- [Short problem] In the entries below, count every line containing "title". Reply with the number alone.

[Stored data]
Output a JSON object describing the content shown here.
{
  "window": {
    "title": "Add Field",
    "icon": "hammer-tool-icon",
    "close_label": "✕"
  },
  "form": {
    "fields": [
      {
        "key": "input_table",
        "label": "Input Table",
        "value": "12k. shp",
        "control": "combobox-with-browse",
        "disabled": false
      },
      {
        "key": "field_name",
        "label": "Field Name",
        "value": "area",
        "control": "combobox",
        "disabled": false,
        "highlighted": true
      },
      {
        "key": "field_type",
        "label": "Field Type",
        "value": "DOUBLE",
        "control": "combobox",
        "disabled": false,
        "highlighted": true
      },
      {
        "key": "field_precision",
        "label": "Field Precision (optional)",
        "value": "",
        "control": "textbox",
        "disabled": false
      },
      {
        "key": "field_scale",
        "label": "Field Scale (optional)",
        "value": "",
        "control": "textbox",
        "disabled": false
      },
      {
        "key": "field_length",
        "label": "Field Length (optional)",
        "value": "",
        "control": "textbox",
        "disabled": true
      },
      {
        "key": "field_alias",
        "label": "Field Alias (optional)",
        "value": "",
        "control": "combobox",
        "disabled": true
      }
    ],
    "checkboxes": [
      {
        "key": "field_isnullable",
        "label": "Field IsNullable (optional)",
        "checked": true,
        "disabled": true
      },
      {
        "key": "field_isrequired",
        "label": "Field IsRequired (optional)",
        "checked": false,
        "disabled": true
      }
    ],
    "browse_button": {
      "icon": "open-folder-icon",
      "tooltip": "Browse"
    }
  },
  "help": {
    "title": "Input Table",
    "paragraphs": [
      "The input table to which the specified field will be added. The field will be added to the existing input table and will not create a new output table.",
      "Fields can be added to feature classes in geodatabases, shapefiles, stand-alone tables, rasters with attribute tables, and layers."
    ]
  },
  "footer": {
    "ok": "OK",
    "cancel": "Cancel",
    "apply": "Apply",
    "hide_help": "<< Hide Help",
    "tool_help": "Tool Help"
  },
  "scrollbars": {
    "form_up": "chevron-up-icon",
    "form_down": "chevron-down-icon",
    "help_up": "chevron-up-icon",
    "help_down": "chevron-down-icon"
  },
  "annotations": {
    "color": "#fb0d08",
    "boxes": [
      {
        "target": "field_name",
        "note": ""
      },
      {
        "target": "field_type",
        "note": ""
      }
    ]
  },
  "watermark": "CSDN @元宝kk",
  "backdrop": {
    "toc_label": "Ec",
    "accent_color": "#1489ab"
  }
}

---

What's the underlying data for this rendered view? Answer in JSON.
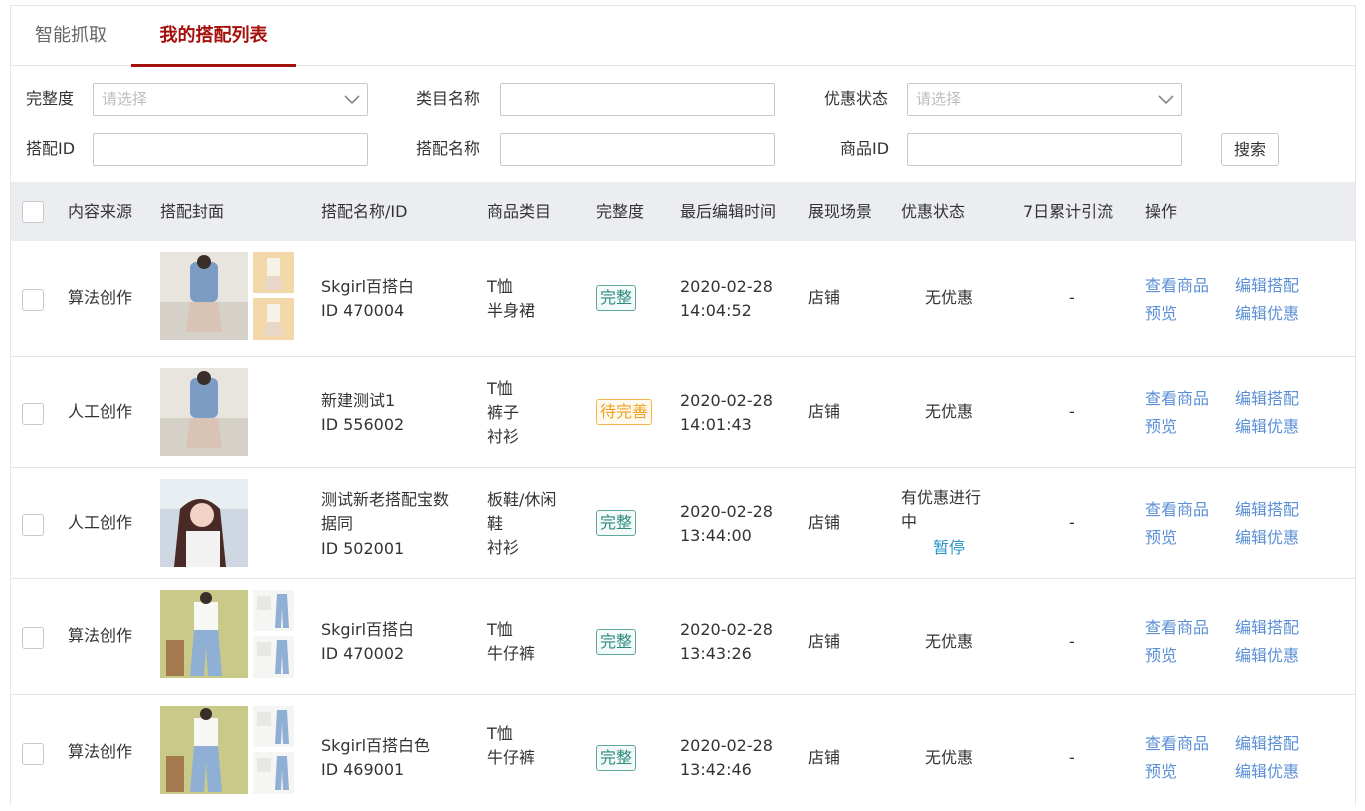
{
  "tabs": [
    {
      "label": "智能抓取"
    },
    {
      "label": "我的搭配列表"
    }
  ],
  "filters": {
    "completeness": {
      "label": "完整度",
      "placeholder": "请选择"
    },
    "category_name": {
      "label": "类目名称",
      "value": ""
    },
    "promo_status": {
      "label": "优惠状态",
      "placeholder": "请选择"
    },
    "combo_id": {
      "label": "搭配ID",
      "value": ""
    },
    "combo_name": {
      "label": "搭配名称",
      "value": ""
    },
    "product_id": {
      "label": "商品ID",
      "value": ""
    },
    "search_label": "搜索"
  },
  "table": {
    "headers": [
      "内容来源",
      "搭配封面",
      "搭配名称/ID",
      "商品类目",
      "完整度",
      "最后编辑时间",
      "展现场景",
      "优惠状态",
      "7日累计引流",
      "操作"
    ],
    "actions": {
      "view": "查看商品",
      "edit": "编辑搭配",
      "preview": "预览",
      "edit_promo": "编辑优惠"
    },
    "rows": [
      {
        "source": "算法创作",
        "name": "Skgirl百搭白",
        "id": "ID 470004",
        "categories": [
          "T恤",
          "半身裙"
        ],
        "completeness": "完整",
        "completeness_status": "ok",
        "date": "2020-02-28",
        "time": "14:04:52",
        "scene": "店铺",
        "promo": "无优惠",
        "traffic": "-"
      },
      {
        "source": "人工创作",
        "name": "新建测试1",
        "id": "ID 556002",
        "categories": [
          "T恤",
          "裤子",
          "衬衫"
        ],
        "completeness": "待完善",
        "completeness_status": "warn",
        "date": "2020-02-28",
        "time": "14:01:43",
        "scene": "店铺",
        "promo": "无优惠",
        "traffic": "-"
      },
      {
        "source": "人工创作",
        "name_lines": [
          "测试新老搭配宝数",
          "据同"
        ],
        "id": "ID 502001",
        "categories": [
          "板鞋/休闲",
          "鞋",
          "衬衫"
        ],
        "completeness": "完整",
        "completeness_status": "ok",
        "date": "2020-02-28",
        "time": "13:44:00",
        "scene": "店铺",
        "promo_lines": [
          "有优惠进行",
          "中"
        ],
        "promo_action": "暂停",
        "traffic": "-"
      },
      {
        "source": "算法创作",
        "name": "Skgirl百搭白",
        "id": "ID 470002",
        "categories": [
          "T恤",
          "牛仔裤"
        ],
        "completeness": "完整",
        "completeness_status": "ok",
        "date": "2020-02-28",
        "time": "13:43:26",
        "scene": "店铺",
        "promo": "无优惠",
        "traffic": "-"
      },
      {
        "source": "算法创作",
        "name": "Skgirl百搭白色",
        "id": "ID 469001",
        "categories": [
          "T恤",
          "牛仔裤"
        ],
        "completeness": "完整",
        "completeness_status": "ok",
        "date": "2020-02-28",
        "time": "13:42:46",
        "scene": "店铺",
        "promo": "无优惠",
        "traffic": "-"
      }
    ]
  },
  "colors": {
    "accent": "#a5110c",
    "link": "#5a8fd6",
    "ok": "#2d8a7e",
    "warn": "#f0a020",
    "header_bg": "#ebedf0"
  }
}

...

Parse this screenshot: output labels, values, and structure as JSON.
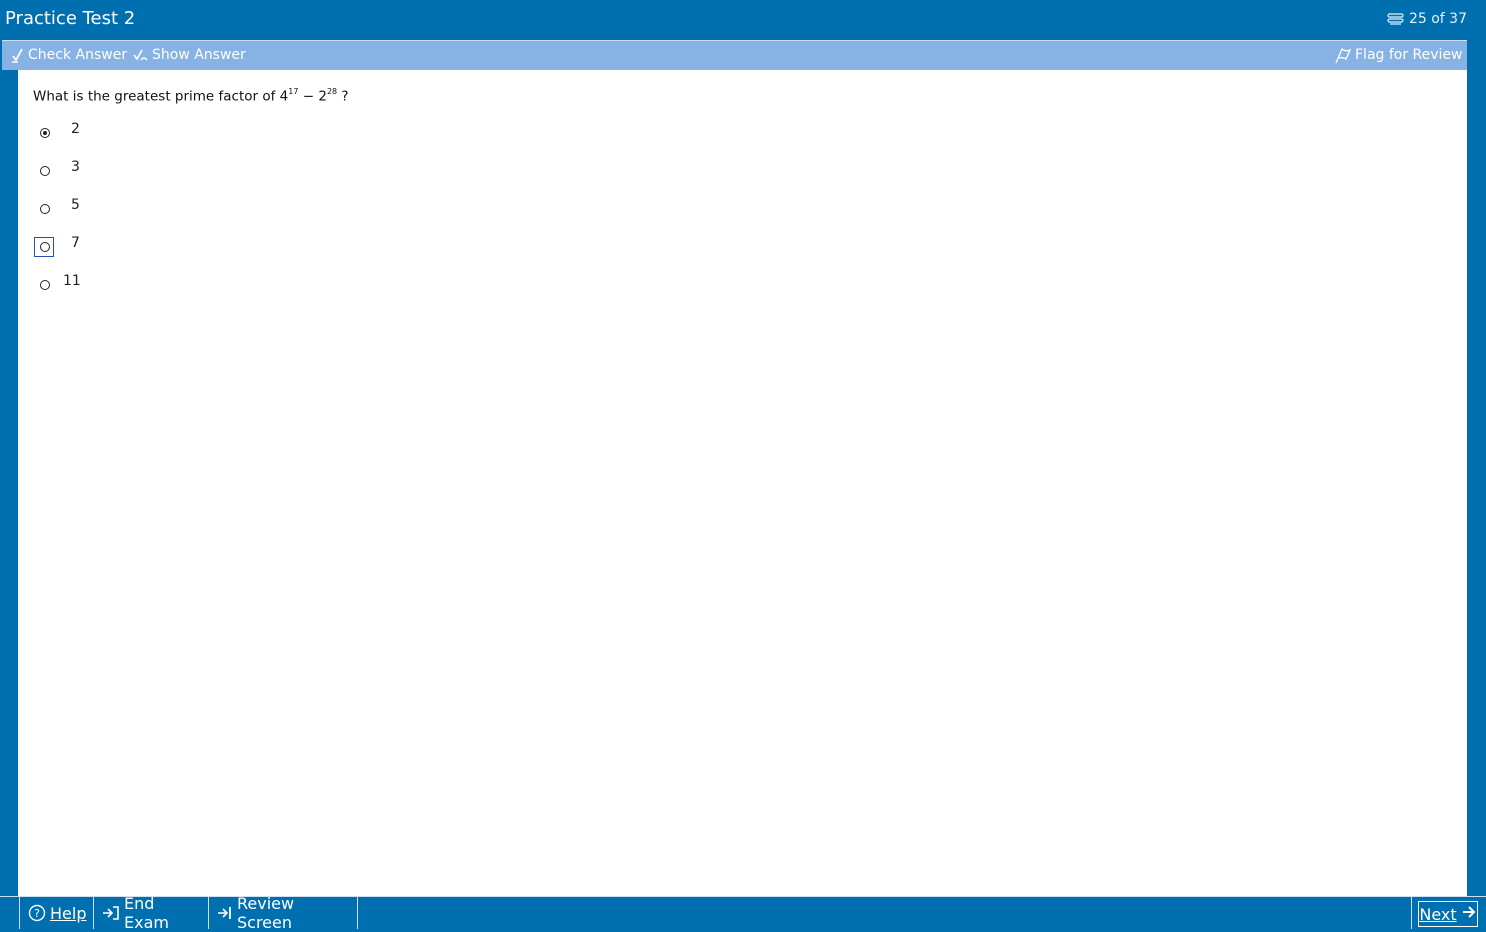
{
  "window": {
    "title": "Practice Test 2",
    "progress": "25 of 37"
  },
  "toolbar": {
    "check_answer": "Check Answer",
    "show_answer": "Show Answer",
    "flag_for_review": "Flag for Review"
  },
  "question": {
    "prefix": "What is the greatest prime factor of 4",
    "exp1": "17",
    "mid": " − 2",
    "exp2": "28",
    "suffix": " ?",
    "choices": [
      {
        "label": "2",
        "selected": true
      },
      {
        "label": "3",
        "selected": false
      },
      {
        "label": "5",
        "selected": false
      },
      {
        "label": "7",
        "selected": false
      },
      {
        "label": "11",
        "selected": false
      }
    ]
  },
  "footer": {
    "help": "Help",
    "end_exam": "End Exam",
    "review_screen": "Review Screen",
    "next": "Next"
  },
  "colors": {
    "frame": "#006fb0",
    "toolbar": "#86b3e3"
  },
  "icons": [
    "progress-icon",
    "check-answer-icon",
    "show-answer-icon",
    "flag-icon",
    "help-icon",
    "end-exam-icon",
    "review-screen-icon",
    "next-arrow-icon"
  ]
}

- [Solved exercise] 3